#### [DATASET EXTRACT]
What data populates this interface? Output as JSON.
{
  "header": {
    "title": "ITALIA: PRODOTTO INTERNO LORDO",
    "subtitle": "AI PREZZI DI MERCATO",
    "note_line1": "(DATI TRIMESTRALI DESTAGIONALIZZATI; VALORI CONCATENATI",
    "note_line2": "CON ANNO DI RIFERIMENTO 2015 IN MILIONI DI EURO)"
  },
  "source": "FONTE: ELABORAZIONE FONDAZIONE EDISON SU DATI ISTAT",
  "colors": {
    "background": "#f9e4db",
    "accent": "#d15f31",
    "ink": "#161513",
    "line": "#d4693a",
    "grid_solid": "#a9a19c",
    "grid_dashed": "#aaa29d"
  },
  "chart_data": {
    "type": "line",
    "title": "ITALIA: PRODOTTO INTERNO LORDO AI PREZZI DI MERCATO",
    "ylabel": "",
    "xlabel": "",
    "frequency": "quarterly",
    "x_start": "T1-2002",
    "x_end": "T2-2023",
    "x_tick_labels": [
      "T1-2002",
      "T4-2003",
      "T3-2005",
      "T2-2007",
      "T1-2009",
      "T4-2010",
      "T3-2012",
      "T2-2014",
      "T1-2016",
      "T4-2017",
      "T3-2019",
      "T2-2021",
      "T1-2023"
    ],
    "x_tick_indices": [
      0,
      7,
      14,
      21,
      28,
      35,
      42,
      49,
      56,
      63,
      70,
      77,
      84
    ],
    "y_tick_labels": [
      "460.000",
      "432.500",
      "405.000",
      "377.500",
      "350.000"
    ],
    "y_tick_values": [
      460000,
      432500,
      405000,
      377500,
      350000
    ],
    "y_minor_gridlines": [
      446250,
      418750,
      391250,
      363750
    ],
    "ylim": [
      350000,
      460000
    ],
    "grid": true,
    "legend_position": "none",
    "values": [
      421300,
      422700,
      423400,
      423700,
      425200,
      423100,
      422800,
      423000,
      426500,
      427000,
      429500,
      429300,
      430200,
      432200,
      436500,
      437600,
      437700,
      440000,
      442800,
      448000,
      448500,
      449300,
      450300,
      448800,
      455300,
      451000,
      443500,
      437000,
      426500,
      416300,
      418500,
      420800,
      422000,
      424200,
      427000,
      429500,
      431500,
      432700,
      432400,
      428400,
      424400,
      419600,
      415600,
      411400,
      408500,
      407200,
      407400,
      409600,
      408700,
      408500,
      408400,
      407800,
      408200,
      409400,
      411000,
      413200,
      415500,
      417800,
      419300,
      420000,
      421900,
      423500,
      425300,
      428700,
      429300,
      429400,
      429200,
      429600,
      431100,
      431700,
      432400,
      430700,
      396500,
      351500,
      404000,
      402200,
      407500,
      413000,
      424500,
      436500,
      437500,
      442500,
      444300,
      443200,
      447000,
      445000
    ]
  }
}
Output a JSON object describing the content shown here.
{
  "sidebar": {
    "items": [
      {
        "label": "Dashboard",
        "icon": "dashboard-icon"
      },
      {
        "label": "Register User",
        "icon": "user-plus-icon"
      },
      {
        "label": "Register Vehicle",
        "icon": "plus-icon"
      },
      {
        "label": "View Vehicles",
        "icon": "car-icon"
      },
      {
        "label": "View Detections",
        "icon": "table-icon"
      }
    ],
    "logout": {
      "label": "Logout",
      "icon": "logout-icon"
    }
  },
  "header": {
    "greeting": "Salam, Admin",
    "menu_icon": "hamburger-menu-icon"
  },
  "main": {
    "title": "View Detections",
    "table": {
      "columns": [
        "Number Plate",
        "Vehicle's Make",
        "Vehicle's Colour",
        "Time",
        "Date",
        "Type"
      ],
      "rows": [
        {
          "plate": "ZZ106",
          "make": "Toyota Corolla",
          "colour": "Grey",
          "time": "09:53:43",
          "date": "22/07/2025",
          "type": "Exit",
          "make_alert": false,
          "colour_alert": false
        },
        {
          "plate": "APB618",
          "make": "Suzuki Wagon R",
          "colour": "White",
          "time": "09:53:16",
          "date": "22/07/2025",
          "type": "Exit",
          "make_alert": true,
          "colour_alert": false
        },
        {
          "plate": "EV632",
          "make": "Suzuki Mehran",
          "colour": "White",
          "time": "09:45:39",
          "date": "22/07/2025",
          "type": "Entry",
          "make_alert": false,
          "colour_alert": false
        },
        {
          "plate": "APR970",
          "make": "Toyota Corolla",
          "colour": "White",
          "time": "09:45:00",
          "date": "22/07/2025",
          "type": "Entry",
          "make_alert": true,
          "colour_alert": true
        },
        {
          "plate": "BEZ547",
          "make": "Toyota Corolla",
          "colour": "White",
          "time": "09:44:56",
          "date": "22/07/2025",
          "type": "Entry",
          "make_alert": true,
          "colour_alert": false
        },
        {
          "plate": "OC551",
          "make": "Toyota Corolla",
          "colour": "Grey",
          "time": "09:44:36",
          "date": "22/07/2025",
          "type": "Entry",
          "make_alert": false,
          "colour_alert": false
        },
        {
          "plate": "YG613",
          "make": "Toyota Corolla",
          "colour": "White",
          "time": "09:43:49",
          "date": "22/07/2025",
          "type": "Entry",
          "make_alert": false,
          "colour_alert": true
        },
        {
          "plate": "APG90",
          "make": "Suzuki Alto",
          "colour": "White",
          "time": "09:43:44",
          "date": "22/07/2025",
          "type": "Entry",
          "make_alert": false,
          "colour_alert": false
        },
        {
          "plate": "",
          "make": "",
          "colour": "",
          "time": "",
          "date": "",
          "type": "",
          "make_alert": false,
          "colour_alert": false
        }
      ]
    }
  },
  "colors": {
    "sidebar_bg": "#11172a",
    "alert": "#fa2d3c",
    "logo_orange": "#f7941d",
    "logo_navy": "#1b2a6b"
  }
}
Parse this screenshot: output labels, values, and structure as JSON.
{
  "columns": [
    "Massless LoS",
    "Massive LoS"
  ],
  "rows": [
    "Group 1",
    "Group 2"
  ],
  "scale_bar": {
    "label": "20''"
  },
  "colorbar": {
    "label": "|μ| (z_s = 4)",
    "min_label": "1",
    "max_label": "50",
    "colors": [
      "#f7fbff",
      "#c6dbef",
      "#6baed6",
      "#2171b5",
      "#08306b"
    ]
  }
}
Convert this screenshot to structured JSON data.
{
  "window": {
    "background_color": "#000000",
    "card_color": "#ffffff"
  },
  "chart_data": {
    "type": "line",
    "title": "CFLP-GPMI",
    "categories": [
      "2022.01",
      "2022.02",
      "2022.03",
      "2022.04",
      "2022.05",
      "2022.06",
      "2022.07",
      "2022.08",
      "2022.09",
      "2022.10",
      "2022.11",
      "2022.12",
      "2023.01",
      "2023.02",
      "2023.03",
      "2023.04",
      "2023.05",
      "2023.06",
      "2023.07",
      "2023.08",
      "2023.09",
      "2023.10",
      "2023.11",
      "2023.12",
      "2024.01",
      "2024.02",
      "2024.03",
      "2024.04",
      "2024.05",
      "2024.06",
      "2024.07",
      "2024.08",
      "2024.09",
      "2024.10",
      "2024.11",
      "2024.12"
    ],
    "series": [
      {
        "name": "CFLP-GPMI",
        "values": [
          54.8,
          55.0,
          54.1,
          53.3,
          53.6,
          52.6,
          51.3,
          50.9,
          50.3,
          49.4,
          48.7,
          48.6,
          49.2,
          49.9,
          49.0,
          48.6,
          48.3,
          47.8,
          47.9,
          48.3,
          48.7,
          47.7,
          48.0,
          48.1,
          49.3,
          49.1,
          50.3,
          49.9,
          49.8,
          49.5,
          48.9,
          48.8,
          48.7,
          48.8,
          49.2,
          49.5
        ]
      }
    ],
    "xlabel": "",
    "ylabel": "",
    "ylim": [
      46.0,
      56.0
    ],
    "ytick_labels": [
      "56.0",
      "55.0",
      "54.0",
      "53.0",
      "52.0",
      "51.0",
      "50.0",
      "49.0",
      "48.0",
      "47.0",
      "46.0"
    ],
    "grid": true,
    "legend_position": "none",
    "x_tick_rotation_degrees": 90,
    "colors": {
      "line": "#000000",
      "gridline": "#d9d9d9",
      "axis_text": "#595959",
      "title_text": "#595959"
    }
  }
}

#### [INSTRUCTIONS TO FOLLOW]
Read the data above and count the lines that include "Register". Answer only with the count.

#### [OUTPUT OF THE EXERCISE]
2